Exercise aim ->
Print every entry exactly as written.

Extracted data entries ->

·····

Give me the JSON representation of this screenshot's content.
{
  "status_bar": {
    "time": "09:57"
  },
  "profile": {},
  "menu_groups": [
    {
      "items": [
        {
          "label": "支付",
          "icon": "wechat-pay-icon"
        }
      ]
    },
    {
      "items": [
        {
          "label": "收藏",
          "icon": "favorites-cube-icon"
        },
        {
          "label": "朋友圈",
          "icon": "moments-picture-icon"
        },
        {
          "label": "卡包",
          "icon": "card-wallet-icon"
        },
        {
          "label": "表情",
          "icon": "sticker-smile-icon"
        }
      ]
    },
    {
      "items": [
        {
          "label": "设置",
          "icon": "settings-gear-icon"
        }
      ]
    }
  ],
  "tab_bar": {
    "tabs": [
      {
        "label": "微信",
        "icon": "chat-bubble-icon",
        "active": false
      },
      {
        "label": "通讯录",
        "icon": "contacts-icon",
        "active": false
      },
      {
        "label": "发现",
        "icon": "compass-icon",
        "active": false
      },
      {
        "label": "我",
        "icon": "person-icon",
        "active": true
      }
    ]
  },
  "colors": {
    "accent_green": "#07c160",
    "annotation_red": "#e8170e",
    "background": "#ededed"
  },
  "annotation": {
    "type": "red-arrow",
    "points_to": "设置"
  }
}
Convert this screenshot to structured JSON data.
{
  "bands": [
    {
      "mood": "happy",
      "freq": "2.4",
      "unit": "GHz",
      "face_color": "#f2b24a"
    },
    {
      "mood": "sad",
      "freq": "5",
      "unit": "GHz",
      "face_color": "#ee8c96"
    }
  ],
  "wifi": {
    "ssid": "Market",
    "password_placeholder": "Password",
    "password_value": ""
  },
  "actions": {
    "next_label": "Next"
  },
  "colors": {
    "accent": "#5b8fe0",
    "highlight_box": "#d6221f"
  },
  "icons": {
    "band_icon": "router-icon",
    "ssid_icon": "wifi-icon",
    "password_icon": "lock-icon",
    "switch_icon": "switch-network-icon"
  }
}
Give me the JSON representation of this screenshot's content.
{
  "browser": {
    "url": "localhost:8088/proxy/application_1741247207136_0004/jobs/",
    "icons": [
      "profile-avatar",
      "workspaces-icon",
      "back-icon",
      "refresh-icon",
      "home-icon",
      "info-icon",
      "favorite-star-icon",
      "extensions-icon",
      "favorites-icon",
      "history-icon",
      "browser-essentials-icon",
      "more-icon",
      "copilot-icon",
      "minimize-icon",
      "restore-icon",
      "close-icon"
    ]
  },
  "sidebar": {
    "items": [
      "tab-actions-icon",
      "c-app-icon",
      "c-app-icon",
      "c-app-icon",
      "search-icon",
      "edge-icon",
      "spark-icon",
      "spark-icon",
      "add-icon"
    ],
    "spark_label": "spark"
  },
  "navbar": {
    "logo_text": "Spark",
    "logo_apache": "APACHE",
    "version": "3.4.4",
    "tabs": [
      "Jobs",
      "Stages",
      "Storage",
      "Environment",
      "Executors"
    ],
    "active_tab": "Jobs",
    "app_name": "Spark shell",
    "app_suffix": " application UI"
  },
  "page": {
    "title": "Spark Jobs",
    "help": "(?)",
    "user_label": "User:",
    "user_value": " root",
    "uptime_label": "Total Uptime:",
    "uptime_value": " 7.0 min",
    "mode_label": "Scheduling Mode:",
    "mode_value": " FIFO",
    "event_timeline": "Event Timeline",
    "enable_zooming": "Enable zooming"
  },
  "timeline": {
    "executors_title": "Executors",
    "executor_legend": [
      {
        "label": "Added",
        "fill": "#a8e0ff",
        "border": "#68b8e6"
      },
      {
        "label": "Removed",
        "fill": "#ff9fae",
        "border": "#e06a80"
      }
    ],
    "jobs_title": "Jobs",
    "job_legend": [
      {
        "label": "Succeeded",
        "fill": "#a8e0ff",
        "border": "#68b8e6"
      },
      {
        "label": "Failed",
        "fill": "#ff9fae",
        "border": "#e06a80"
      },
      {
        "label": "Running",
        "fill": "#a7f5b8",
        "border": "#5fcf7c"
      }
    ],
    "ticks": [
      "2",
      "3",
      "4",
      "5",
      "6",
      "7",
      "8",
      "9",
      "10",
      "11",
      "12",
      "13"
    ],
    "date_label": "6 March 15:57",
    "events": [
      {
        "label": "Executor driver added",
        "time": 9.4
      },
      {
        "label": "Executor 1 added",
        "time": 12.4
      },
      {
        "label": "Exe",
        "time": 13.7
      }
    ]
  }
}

·····

Answer to this task ->
Give me the JSON representation of this screenshot's content.
{
  "status_bar": {
    "time": "09:57"
  },
  "profile": {},
  "menu_groups": [
    {
      "items": [
        {
          "label": "支付",
          "icon": "wechat-pay-icon"
        }
      ]
    },
    {
      "items": [
        {
          "label": "收藏",
          "icon": "favorites-cube-icon"
        },
        {
          "label": "朋友圈",
          "icon": "moments-picture-icon"
        },
        {
          "label": "卡包",
          "icon": "card-wallet-icon"
        },
        {
          "label": "表情",
          "icon": "sticker-smile-icon"
        }
      ]
    },
    {
      "items": [
        {
          "label": "设置",
          "icon": "settings-gear-icon"
        }
      ]
    }
  ],
  "tab_bar": {
    "tabs": [
      {
        "label": "微信",
        "icon": "chat-bubble-icon",
        "active": false
      },
      {
        "label": "通讯录",
        "icon": "contacts-icon",
        "active": false
      },
      {
        "label": "发现",
        "icon": "compass-icon",
        "active": false
      },
      {
        "label": "我",
        "icon": "person-icon",
        "active": true
      }
    ]
  },
  "colors": {
    "accent_green": "#07c160",
    "annotation_red": "#e8170e",
    "background": "#ededed"
  },
  "annotation": {
    "type": "red-arrow",
    "points_to": "设置"
  }
}
Convert this screenshot to structured JSON data.
{
  "bands": [
    {
      "mood": "happy",
      "freq": "2.4",
      "unit": "GHz",
      "face_color": "#f2b24a"
    },
    {
      "mood": "sad",
      "freq": "5",
      "unit": "GHz",
      "face_color": "#ee8c96"
    }
  ],
  "wifi": {
    "ssid": "Market",
    "password_placeholder": "Password",
    "password_value": ""
  },
  "actions": {
    "next_label": "Next"
  },
  "colors": {
    "accent": "#5b8fe0",
    "highlight_box": "#d6221f"
  },
  "icons": {
    "band_icon": "router-icon",
    "ssid_icon": "wifi-icon",
    "password_icon": "lock-icon",
    "switch_icon": "switch-network-icon"
  }
}
Give me the JSON representation of this screenshot's content.
{
  "browser": {
    "url": "localhost:8088/proxy/application_1741247207136_0004/jobs/",
    "icons": [
      "profile-avatar",
      "workspaces-icon",
      "back-icon",
      "refresh-icon",
      "home-icon",
      "info-icon",
      "favorite-star-icon",
      "extensions-icon",
      "favorites-icon",
      "history-icon",
      "browser-essentials-icon",
      "more-icon",
      "copilot-icon",
      "minimize-icon",
      "restore-icon",
      "close-icon"
    ]
  },
  "sidebar": {
    "items": [
      "tab-actions-icon",
      "c-app-icon",
      "c-app-icon",
      "c-app-icon",
      "search-icon",
      "edge-icon",
      "spark-icon",
      "spark-icon",
      "add-icon"
    ],
    "spark_label": "spark"
  },
  "navbar": {
    "logo_text": "Spark",
    "logo_apache": "APACHE",
    "version": "3.4.4",
    "tabs": [
      "Jobs",
      "Stages",
      "Storage",
      "Environment",
      "Executors"
    ],
    "active_tab": "Jobs",
    "app_name": "Spark shell",
    "app_suffix": " application UI"
  },
  "page": {
    "title": "Spark Jobs",
    "help": "(?)",
    "user_label": "User:",
    "user_value": " root",
    "uptime_label": "Total Uptime:",
    "uptime_value": " 7.0 min",
    "mode_label": "Scheduling Mode:",
    "mode_value": " FIFO",
    "event_timeline": "Event Timeline",
    "enable_zooming": "Enable zooming"
  },
  "timeline": {
    "executors_title": "Executors",
    "executor_legend": [
      {
        "label": "Added",
        "fill": "#a8e0ff",
        "border": "#68b8e6"
      },
      {
        "label": "Removed",
        "fill": "#ff9fae",
        "border": "#e06a80"
      }
    ],
    "jobs_title": "Jobs",
    "job_legend": [
      {
        "label": "Succeeded",
        "fill": "#a8e0ff",
        "border": "#68b8e6"
      },
      {
        "label": "Failed",
        "fill": "#ff9fae",
        "border": "#e06a80"
      },
      {
        "label": "Running",
        "fill": "#a7f5b8",
        "border": "#5fcf7c"
      }
    ],
    "ticks": [
      "2",
      "3",
      "4",
      "5",
      "6",
      "7",
      "8",
      "9",
      "10",
      "11",
      "12",
      "13"
    ],
    "date_label": "6 March 15:57",
    "events": [
      {
        "label": "Executor driver added",
        "time": 9.4
      },
      {
        "label": "Executor 1 added",
        "time": 12.4
      },
      {
        "label": "Exe",
        "time": 13.7
      }
    ]
  }
}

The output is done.